State the number of lines in these records holding "Sensors". Say nothing more.

== TASK INPUTS

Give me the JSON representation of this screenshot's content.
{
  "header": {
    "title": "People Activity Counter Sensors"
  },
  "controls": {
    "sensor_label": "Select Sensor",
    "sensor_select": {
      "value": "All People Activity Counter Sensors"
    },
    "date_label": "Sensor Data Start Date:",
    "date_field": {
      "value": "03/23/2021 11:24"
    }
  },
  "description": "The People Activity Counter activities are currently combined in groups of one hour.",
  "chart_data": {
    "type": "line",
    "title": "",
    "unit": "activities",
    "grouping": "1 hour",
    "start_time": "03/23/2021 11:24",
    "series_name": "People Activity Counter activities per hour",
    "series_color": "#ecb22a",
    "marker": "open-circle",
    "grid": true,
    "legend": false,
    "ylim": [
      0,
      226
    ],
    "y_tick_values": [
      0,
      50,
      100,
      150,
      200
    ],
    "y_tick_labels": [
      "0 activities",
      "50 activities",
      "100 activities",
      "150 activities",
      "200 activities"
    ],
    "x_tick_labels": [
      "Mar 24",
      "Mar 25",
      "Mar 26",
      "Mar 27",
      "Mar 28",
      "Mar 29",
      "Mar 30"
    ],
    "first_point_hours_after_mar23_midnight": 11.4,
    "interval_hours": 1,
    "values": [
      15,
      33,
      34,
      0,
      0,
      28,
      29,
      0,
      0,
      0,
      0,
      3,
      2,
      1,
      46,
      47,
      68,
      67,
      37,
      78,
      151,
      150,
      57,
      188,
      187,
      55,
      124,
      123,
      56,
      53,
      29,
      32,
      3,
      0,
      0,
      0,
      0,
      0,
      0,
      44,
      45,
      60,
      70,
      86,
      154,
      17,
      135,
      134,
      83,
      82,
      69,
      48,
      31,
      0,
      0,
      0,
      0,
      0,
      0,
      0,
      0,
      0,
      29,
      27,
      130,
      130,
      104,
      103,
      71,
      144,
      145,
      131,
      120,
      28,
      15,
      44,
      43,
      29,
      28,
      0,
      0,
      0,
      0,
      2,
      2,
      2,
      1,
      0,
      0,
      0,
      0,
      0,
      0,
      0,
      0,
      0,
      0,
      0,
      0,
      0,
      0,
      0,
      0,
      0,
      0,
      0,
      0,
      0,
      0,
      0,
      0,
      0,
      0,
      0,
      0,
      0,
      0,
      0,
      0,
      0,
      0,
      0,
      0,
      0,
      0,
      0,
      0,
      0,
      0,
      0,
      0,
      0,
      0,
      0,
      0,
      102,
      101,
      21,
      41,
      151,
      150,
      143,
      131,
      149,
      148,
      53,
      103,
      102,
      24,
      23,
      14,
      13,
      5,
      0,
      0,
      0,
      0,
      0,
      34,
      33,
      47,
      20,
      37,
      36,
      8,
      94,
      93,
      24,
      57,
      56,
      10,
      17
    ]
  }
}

====

## FINISHED TASK
2